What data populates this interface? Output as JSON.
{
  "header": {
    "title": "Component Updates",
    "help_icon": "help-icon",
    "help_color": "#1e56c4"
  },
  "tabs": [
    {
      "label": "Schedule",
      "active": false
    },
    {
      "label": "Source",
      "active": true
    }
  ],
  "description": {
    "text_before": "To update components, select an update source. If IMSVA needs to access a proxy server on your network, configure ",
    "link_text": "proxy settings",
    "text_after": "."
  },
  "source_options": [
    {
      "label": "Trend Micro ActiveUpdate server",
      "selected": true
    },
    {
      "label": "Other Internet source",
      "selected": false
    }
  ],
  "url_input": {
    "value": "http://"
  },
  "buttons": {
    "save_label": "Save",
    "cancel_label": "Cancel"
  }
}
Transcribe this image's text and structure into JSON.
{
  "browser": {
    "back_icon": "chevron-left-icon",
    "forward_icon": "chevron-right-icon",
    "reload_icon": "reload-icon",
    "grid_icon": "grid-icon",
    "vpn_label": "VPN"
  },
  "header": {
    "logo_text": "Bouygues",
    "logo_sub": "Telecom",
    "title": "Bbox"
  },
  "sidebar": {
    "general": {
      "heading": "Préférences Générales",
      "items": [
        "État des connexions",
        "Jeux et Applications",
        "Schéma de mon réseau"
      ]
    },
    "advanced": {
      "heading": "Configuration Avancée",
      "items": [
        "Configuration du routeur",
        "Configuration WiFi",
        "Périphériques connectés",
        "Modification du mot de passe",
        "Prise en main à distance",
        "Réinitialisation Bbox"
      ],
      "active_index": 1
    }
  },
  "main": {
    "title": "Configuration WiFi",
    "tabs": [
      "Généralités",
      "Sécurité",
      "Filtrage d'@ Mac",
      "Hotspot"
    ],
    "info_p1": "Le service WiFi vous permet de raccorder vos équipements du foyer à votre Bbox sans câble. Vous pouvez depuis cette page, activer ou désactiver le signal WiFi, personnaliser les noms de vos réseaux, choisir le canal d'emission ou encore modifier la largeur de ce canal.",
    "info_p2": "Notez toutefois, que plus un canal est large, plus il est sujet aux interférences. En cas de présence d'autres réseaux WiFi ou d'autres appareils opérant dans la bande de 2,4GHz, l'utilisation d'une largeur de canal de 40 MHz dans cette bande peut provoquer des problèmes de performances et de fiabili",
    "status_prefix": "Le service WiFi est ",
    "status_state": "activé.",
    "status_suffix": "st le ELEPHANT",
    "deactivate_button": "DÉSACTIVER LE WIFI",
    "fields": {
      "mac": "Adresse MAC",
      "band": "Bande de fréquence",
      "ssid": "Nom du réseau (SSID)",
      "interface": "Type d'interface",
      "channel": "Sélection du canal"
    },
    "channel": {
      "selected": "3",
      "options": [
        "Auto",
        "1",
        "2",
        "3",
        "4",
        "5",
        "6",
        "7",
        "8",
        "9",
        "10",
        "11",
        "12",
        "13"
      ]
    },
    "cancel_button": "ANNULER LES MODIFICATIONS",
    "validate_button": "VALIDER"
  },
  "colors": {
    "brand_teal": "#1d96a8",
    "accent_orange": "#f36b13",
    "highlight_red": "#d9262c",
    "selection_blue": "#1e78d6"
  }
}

■ ■ ■ ■ ■ ■ ■

# Directions for this task
Set out the complete listing exactly as shown.

# Exercise solution
What data populates this interface? Output as JSON.
{
  "header": {
    "title": "Component Updates",
    "help_icon": "help-icon",
    "help_color": "#1e56c4"
  },
  "tabs": [
    {
      "label": "Schedule",
      "active": false
    },
    {
      "label": "Source",
      "active": true
    }
  ],
  "description": {
    "text_before": "To update components, select an update source. If IMSVA needs to access a proxy server on your network, configure ",
    "link_text": "proxy settings",
    "text_after": "."
  },
  "source_options": [
    {
      "label": "Trend Micro ActiveUpdate server",
      "selected": true
    },
    {
      "label": "Other Internet source",
      "selected": false
    }
  ],
  "url_input": {
    "value": "http://"
  },
  "buttons": {
    "save_label": "Save",
    "cancel_label": "Cancel"
  }
}
Transcribe this image's text and structure into JSON.
{
  "browser": {
    "back_icon": "chevron-left-icon",
    "forward_icon": "chevron-right-icon",
    "reload_icon": "reload-icon",
    "grid_icon": "grid-icon",
    "vpn_label": "VPN"
  },
  "header": {
    "logo_text": "Bouygues",
    "logo_sub": "Telecom",
    "title": "Bbox"
  },
  "sidebar": {
    "general": {
      "heading": "Préférences Générales",
      "items": [
        "État des connexions",
        "Jeux et Applications",
        "Schéma de mon réseau"
      ]
    },
    "advanced": {
      "heading": "Configuration Avancée",
      "items": [
        "Configuration du routeur",
        "Configuration WiFi",
        "Périphériques connectés",
        "Modification du mot de passe",
        "Prise en main à distance",
        "Réinitialisation Bbox"
      ],
      "active_index": 1
    }
  },
  "main": {
    "title": "Configuration WiFi",
    "tabs": [
      "Généralités",
      "Sécurité",
      "Filtrage d'@ Mac",
      "Hotspot"
    ],
    "info_p1": "Le service WiFi vous permet de raccorder vos équipements du foyer à votre Bbox sans câble. Vous pouvez depuis cette page, activer ou désactiver le signal WiFi, personnaliser les noms de vos réseaux, choisir le canal d'emission ou encore modifier la largeur de ce canal.",
    "info_p2": "Notez toutefois, que plus un canal est large, plus il est sujet aux interférences. En cas de présence d'autres réseaux WiFi ou d'autres appareils opérant dans la bande de 2,4GHz, l'utilisation d'une largeur de canal de 40 MHz dans cette bande peut provoquer des problèmes de performances et de fiabili",
    "status_prefix": "Le service WiFi est ",
    "status_state": "activé.",
    "status_suffix": "st le ELEPHANT",
    "deactivate_button": "DÉSACTIVER LE WIFI",
    "fields": {
      "mac": "Adresse MAC",
      "band": "Bande de fréquence",
      "ssid": "Nom du réseau (SSID)",
      "interface": "Type d'interface",
      "channel": "Sélection du canal"
    },
    "channel": {
      "selected": "3",
      "options": [
        "Auto",
        "1",
        "2",
        "3",
        "4",
        "5",
        "6",
        "7",
        "8",
        "9",
        "10",
        "11",
        "12",
        "13"
      ]
    },
    "cancel_button": "ANNULER LES MODIFICATIONS",
    "validate_button": "VALIDER"
  },
  "colors": {
    "brand_teal": "#1d96a8",
    "accent_orange": "#f36b13",
    "highlight_red": "#d9262c",
    "selection_blue": "#1e78d6"
  }
}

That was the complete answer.